The problem
Copy every line of the following data character for character, leaving out the pictures.

┏━━

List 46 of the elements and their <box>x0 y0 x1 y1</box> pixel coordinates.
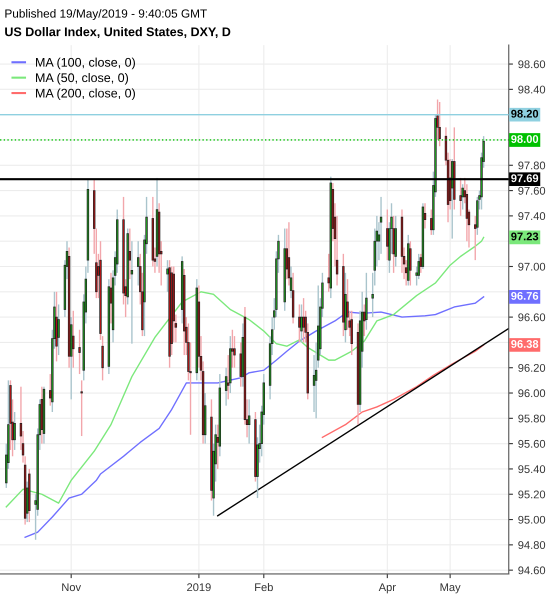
y-tick-label: 98.60 <box>518 60 546 68</box>
legend-label: MA (100, close, 0) <box>36 58 135 70</box>
candlestick <box>80 380 83 437</box>
ref-line-label: 98.20 <box>511 110 538 118</box>
line-series <box>322 344 484 438</box>
y-tick-label: 97.40 <box>518 212 546 220</box>
text: Published 19/May/2019 - 9:40:05 GMT <box>5 9 207 20</box>
candlestick <box>462 184 464 210</box>
candlestick <box>57 304 60 356</box>
legend-label: MA (200, close, 0) <box>36 88 135 100</box>
legend-label: MA (50, close, 0) <box>36 72 128 85</box>
x-tick-label: May <box>440 583 461 594</box>
annotation: 97.23 <box>511 232 538 240</box>
y-tick-label: 96.20 <box>518 364 546 372</box>
y-tick-label: 98.40 <box>518 86 546 94</box>
ref-line-label: 97.69 <box>511 174 538 182</box>
candlestick <box>365 272 368 330</box>
y-tick-label: 96.60 <box>518 313 546 322</box>
x-tick-label: Apr <box>378 583 396 594</box>
candlestick <box>438 101 441 147</box>
annotation: 96.38 <box>511 340 538 348</box>
y-tick-label: 95.80 <box>518 414 546 422</box>
candlestick <box>298 304 301 344</box>
y-tick-label: 96.00 <box>518 389 546 398</box>
line-series <box>24 296 484 538</box>
ref-line-label: 98.00 <box>511 135 538 143</box>
x-tick-label: 2019 <box>187 583 211 592</box>
y-tick-label: 95.60 <box>518 440 546 448</box>
candlestick <box>409 240 412 286</box>
y-tick-label: 94.80 <box>518 541 546 549</box>
y-tick-label: 94.60 <box>518 566 546 574</box>
x-tick-label: Nov <box>62 583 82 592</box>
chart-title: US Dollar Index, United States, DXY, D <box>5 27 230 38</box>
y-tick-label: 95.40 <box>518 465 546 474</box>
x-tick-label: Feb <box>255 582 273 592</box>
y-tick-label: 97.80 <box>518 162 546 170</box>
y-tick-label: 97.60 <box>518 186 546 195</box>
y-tick-label: 95.20 <box>518 490 546 498</box>
annotation: 96.76 <box>511 292 538 300</box>
candlestick <box>72 310 74 368</box>
candlestick <box>13 411 16 451</box>
line-series <box>6 236 484 508</box>
y-tick-label: 95.00 <box>518 516 546 524</box>
candlestick <box>248 398 250 444</box>
candlestick <box>78 329 81 375</box>
y-tick-label: 97.00 <box>518 262 546 271</box>
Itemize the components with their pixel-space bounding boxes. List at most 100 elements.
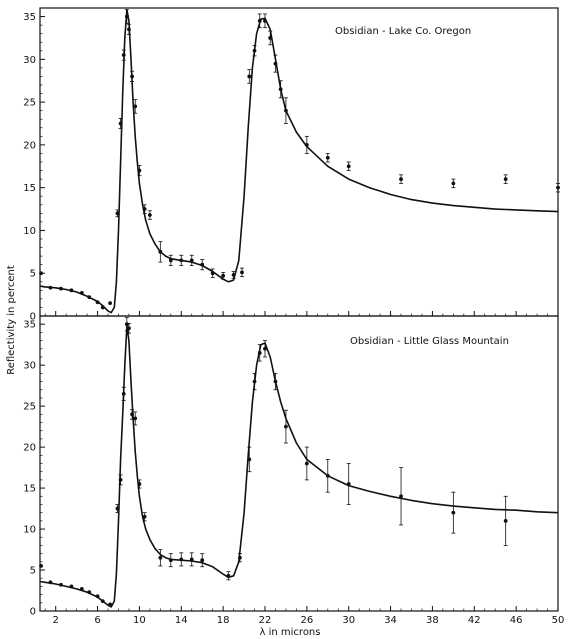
x-tick-label: 10 xyxy=(133,615,146,626)
data-point xyxy=(503,177,508,182)
y-tick-label: 5 xyxy=(30,566,36,577)
data-point xyxy=(108,301,113,306)
plot-frame xyxy=(39,315,559,612)
data-point xyxy=(252,379,257,384)
data-point xyxy=(284,424,288,429)
data-point xyxy=(158,555,163,560)
data-point xyxy=(158,249,163,254)
y-tick-label: 25 xyxy=(23,98,36,109)
data-point xyxy=(95,594,100,599)
chart-top-panel: Obsidian - Lake Co. Oregon 0 5 10 15 20 25 30 3… xyxy=(23,7,560,323)
data-point xyxy=(346,164,351,169)
x-tick-label: 6 xyxy=(94,615,100,626)
data-point xyxy=(59,286,63,291)
x-tick-label: 50 xyxy=(552,615,565,626)
data-point xyxy=(118,121,123,126)
x-tick-label: 26 xyxy=(300,615,313,626)
y-tick-label: 30 xyxy=(23,361,36,372)
data-point xyxy=(273,61,278,66)
fitted-curve xyxy=(39,325,559,608)
data-point xyxy=(87,590,92,595)
data-point xyxy=(231,273,236,277)
data-point xyxy=(263,18,267,23)
data-point xyxy=(273,379,278,384)
y-tick-label: 15 xyxy=(23,183,36,194)
y-tick-label: 35 xyxy=(23,12,36,23)
data-point xyxy=(48,285,53,290)
data-point xyxy=(95,300,100,305)
data-point xyxy=(59,582,63,587)
y-tick-label: 15 xyxy=(23,484,36,495)
data-point xyxy=(263,346,267,351)
data-point xyxy=(556,185,560,190)
data-point xyxy=(247,74,252,79)
data-point xyxy=(325,473,330,478)
x-tick-label: 14 xyxy=(175,615,188,626)
data-point xyxy=(221,273,226,278)
y-tick-label: 10 xyxy=(23,226,36,237)
y-tick-label: 5 xyxy=(30,269,36,280)
data-point xyxy=(133,104,138,109)
data-point xyxy=(247,457,252,462)
data-point xyxy=(69,584,74,589)
data-point xyxy=(284,108,288,113)
data-point xyxy=(121,391,126,396)
data-point xyxy=(325,155,330,160)
data-point xyxy=(252,48,257,53)
x-tick-label: 22 xyxy=(259,615,272,626)
y-tick-label: 20 xyxy=(23,140,36,151)
chart-title: Obsidian - Lake Co. Oregon xyxy=(335,26,471,37)
data-point xyxy=(79,291,84,295)
y-tick-label: 20 xyxy=(23,443,36,454)
data-point xyxy=(346,482,351,486)
data-point xyxy=(100,599,105,604)
data-point xyxy=(100,305,105,310)
chart-bottom-panel: Obsidian - Little Glass Mountain 0 5 10 15 2… xyxy=(23,315,565,626)
fitted-curve xyxy=(39,8,559,314)
data-point xyxy=(179,557,184,562)
data-point xyxy=(451,510,456,515)
data-point xyxy=(39,271,43,276)
x-tick-label: 42 xyxy=(468,615,481,626)
chart-title: Obsidian - Little Glass Mountain xyxy=(350,336,509,347)
data-point xyxy=(127,27,131,32)
data-point xyxy=(124,322,129,327)
x-tick-label: 30 xyxy=(342,615,355,626)
data-point xyxy=(115,211,120,216)
data-point xyxy=(142,207,147,211)
data-point xyxy=(115,506,120,511)
data-point xyxy=(304,461,309,466)
y-tick-label: 10 xyxy=(23,525,36,536)
y-tick-label: 25 xyxy=(23,402,36,413)
x-tick-label: 38 xyxy=(426,615,439,626)
data-point xyxy=(399,494,403,499)
data-point xyxy=(142,514,147,519)
data-point xyxy=(503,518,508,523)
data-point xyxy=(118,477,123,482)
data-point xyxy=(257,350,262,355)
x-tick-label: 46 xyxy=(510,615,523,626)
data-point xyxy=(168,258,173,263)
data-point xyxy=(168,558,173,563)
data-point xyxy=(278,87,283,92)
data-point xyxy=(127,326,131,331)
y-tick-label: 0 xyxy=(30,607,36,618)
data-point xyxy=(39,564,43,568)
x-tick-label: 34 xyxy=(384,615,397,626)
data-point xyxy=(87,295,92,300)
data-point xyxy=(69,288,74,293)
y-axis-label: Reflectivity in percent xyxy=(6,265,17,375)
data-point xyxy=(189,557,194,562)
data-point xyxy=(240,270,244,275)
plot-frame xyxy=(39,7,559,317)
data-point xyxy=(237,555,242,560)
data-point xyxy=(121,53,126,57)
data-point xyxy=(130,412,134,417)
data-point xyxy=(399,177,403,182)
y-tick-label: 0 xyxy=(30,312,36,323)
data-point xyxy=(257,18,262,23)
data-point xyxy=(147,213,152,217)
data-point xyxy=(189,258,194,263)
x-axis-label: λ in microns xyxy=(260,627,321,638)
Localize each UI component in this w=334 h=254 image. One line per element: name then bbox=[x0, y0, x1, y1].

┗━━

Solution for this problem
List 46 of the elements and their <box>x0 y0 x1 y1</box> pixel coordinates.
y-tick-label: 98.60 <box>518 60 546 68</box>
legend-label: MA (100, close, 0) <box>36 58 135 70</box>
candlestick <box>80 380 83 437</box>
ref-line-label: 98.20 <box>511 110 538 118</box>
line-series <box>322 344 484 438</box>
y-tick-label: 97.40 <box>518 212 546 220</box>
text: Published 19/May/2019 - 9:40:05 GMT <box>5 9 207 20</box>
candlestick <box>462 184 464 210</box>
candlestick <box>57 304 60 356</box>
legend-label: MA (200, close, 0) <box>36 88 135 100</box>
legend-label: MA (50, close, 0) <box>36 72 128 85</box>
x-tick-label: May <box>440 583 461 594</box>
annotation: 97.23 <box>511 232 538 240</box>
y-tick-label: 96.20 <box>518 364 546 372</box>
y-tick-label: 98.40 <box>518 86 546 94</box>
ref-line-label: 97.69 <box>511 174 538 182</box>
candlestick <box>365 272 368 330</box>
y-tick-label: 96.60 <box>518 313 546 322</box>
x-tick-label: Apr <box>378 583 396 594</box>
candlestick <box>438 101 441 147</box>
annotation: 96.38 <box>511 340 538 348</box>
y-tick-label: 95.80 <box>518 414 546 422</box>
candlestick <box>298 304 301 344</box>
y-tick-label: 96.00 <box>518 389 546 398</box>
line-series <box>24 296 484 538</box>
ref-line-label: 98.00 <box>511 135 538 143</box>
x-tick-label: 2019 <box>187 583 211 592</box>
y-tick-label: 95.60 <box>518 440 546 448</box>
candlestick <box>409 240 412 286</box>
y-tick-label: 94.80 <box>518 541 546 549</box>
y-tick-label: 94.60 <box>518 566 546 574</box>
x-tick-label: Nov <box>62 583 82 592</box>
chart-title: US Dollar Index, United States, DXY, D <box>5 27 230 38</box>
y-tick-label: 95.40 <box>518 465 546 474</box>
x-tick-label: Feb <box>255 582 273 592</box>
y-tick-label: 97.80 <box>518 162 546 170</box>
y-tick-label: 97.60 <box>518 186 546 195</box>
y-tick-label: 95.20 <box>518 490 546 498</box>
annotation: 96.76 <box>511 292 538 300</box>
candlestick <box>72 310 74 368</box>
candlestick <box>13 411 16 451</box>
line-series <box>6 236 484 508</box>
y-tick-label: 95.00 <box>518 516 546 524</box>
candlestick <box>248 398 250 444</box>
candlestick <box>78 329 81 375</box>
y-tick-label: 97.00 <box>518 262 546 271</box>
Itemize the components with their pixel-space bounding boxes. List at most 100 elements.
x-tick-label: 10 xyxy=(133,615,146,626)
data-point xyxy=(503,177,508,182)
y-tick-label: 5 xyxy=(30,566,36,577)
data-point xyxy=(108,301,113,306)
plot-frame xyxy=(39,315,559,612)
data-point xyxy=(252,379,257,384)
data-point xyxy=(284,424,288,429)
data-point xyxy=(158,555,163,560)
data-point xyxy=(158,249,163,254)
y-tick-label: 25 xyxy=(23,98,36,109)
data-point xyxy=(95,594,100,599)
chart-top-panel: Obsidian - Lake Co. Oregon 0 5 10 15 20 25 30 3… xyxy=(23,7,560,323)
data-point xyxy=(346,164,351,169)
x-tick-label: 6 xyxy=(94,615,100,626)
data-point xyxy=(59,286,63,291)
x-tick-label: 50 xyxy=(552,615,565,626)
data-point xyxy=(118,121,123,126)
x-tick-label: 26 xyxy=(300,615,313,626)
y-tick-label: 30 xyxy=(23,361,36,372)
data-point xyxy=(273,61,278,66)
fitted-curve xyxy=(39,325,559,608)
data-point xyxy=(87,590,92,595)
data-point xyxy=(231,273,236,277)
data-point xyxy=(263,18,267,23)
data-point xyxy=(273,379,278,384)
y-tick-label: 15 xyxy=(23,183,36,194)
y-tick-label: 35 xyxy=(23,12,36,23)
data-point xyxy=(48,285,53,290)
data-point xyxy=(95,300,100,305)
data-point xyxy=(59,582,63,587)
y-tick-label: 15 xyxy=(23,484,36,495)
data-point xyxy=(263,346,267,351)
data-point xyxy=(556,185,560,190)
data-point xyxy=(247,74,252,79)
data-point xyxy=(325,473,330,478)
x-tick-label: 14 xyxy=(175,615,188,626)
data-point xyxy=(221,273,226,278)
y-tick-label: 10 xyxy=(23,226,36,237)
y-tick-label: 5 xyxy=(30,269,36,280)
data-point xyxy=(133,104,138,109)
data-point xyxy=(247,457,252,462)
data-point xyxy=(69,584,74,589)
data-point xyxy=(284,108,288,113)
data-point xyxy=(121,391,126,396)
data-point xyxy=(325,155,330,160)
data-point xyxy=(252,48,257,53)
x-tick-label: 22 xyxy=(259,615,272,626)
y-tick-label: 20 xyxy=(23,140,36,151)
chart-title: Obsidian - Lake Co. Oregon xyxy=(335,26,471,37)
data-point xyxy=(79,291,84,295)
y-tick-label: 20 xyxy=(23,443,36,454)
data-point xyxy=(346,482,351,486)
data-point xyxy=(100,599,105,604)
data-point xyxy=(100,305,105,310)
chart-bottom-panel: Obsidian - Little Glass Mountain 0 5 10 15 2… xyxy=(23,315,565,626)
fitted-curve xyxy=(39,8,559,314)
data-point xyxy=(179,557,184,562)
data-point xyxy=(451,510,456,515)
data-point xyxy=(39,271,43,276)
x-tick-label: 42 xyxy=(468,615,481,626)
chart-title: Obsidian - Little Glass Mountain xyxy=(350,336,509,347)
data-point xyxy=(127,27,131,32)
data-point xyxy=(124,322,129,327)
x-tick-label: 30 xyxy=(342,615,355,626)
data-point xyxy=(115,211,120,216)
data-point xyxy=(142,207,147,211)
data-point xyxy=(115,506,120,511)
data-point xyxy=(304,461,309,466)
y-tick-label: 10 xyxy=(23,525,36,536)
y-tick-label: 25 xyxy=(23,402,36,413)
x-tick-label: 38 xyxy=(426,615,439,626)
data-point xyxy=(399,494,403,499)
data-point xyxy=(142,514,147,519)
data-point xyxy=(503,518,508,523)
data-point xyxy=(118,477,123,482)
data-point xyxy=(257,350,262,355)
x-tick-label: 46 xyxy=(510,615,523,626)
data-point xyxy=(168,258,173,263)
data-point xyxy=(168,558,173,563)
data-point xyxy=(278,87,283,92)
data-point xyxy=(127,326,131,331)
y-tick-label: 0 xyxy=(30,607,36,618)
data-point xyxy=(39,564,43,568)
x-tick-label: 34 xyxy=(384,615,397,626)
data-point xyxy=(87,295,92,300)
data-point xyxy=(69,288,74,293)
y-axis-label: Reflectivity in percent xyxy=(6,265,17,375)
data-point xyxy=(189,557,194,562)
data-point xyxy=(240,270,244,275)
plot-frame xyxy=(39,7,559,317)
data-point xyxy=(237,555,242,560)
data-point xyxy=(121,53,126,57)
data-point xyxy=(130,412,134,417)
data-point xyxy=(399,177,403,182)
y-tick-label: 0 xyxy=(30,312,36,323)
data-point xyxy=(257,18,262,23)
data-point xyxy=(147,213,152,217)
data-point xyxy=(189,258,194,263)
x-axis-label: λ in microns xyxy=(260,627,321,638)
Localize each UI component in this w=334 h=254 image. One line per element: name then bbox=[x0, y0, x1, y1].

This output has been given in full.